## [Your instructions]
Look through the listing and locate every line containing the word "XInput"; copy those lines.

Extracted records
* * * * * * *

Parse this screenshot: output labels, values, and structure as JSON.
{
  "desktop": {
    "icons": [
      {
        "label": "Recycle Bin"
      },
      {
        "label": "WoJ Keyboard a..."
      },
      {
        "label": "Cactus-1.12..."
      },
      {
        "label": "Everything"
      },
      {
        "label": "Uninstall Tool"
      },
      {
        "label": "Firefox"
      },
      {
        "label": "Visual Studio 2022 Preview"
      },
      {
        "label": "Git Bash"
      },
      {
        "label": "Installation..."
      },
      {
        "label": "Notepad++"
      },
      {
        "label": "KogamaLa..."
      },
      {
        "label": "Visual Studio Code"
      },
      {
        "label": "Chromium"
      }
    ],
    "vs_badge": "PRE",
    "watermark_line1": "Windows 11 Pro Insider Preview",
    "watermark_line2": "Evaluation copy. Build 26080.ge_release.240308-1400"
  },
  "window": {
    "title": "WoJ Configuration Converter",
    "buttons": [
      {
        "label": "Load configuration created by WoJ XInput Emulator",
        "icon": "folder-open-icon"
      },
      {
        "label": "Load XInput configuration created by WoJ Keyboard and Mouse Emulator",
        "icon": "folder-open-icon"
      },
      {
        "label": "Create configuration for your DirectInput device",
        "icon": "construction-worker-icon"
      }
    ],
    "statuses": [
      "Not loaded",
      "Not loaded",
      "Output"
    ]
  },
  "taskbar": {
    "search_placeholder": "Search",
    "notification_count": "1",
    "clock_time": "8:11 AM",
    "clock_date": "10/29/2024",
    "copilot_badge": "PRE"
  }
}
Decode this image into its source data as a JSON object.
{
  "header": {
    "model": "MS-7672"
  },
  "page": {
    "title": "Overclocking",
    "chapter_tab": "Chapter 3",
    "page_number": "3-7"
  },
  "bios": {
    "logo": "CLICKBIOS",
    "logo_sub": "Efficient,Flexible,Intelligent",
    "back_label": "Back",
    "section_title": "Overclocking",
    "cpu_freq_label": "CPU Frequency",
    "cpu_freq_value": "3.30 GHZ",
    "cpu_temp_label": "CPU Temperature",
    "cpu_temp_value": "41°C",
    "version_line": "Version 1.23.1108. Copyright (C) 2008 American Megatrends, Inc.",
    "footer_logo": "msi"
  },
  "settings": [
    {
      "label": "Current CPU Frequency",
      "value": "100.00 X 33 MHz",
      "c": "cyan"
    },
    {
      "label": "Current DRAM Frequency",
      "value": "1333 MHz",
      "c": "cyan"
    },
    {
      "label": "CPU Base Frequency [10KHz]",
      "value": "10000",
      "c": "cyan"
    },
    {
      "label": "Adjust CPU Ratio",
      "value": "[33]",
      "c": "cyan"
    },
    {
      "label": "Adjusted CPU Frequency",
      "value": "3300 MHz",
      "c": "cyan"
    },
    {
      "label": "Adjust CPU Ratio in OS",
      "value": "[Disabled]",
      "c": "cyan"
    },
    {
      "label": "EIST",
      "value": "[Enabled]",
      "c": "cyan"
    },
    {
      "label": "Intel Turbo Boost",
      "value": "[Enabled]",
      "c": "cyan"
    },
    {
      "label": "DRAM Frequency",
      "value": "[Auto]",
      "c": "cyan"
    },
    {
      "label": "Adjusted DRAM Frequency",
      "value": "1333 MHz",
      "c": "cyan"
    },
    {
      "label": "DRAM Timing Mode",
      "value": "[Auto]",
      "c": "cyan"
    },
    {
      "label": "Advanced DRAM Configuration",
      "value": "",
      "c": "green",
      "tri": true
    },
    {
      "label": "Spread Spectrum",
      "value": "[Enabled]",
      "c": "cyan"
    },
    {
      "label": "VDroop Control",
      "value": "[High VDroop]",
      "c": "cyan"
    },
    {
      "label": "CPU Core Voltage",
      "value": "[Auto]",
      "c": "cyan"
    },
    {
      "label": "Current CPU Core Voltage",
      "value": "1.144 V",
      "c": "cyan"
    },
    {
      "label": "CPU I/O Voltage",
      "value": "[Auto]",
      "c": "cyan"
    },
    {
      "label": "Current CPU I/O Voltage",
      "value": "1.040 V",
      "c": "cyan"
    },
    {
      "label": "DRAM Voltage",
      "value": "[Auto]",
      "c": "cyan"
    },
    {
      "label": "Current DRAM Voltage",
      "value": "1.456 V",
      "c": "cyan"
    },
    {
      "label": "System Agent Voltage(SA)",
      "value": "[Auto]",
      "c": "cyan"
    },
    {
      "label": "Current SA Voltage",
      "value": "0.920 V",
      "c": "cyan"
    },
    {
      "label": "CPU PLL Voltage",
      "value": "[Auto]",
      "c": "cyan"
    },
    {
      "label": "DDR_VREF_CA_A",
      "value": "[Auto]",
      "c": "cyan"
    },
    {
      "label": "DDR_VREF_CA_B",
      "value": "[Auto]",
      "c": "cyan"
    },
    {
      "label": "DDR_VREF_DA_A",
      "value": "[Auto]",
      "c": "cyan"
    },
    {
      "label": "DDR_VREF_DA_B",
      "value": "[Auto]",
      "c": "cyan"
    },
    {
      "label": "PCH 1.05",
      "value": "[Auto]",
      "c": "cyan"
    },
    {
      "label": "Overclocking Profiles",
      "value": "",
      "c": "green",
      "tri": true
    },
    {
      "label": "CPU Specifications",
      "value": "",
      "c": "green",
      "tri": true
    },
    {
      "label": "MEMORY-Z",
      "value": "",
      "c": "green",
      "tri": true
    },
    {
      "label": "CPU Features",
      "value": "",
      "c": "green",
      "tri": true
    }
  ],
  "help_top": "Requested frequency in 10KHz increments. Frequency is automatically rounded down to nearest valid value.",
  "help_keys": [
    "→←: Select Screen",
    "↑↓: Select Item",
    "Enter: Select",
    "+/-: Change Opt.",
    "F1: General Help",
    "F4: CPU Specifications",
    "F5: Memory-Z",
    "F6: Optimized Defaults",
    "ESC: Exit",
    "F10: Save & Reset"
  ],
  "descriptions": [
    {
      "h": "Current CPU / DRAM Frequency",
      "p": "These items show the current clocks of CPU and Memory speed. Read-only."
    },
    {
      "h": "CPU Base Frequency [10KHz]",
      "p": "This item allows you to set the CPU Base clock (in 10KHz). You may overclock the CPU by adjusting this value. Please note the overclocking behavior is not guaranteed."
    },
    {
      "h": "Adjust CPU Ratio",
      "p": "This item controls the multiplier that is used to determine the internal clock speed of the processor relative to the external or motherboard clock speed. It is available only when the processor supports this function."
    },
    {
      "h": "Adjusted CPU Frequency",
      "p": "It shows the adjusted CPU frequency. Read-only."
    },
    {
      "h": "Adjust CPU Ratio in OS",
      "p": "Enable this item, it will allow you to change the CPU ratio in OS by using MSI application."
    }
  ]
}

* * * * * * *

## [Task result]
        "label": "Load configuration created by WoJ XInput Emulator",
        "label": "Load XInput configuration created by WoJ Keyboard and Mouse Emulator",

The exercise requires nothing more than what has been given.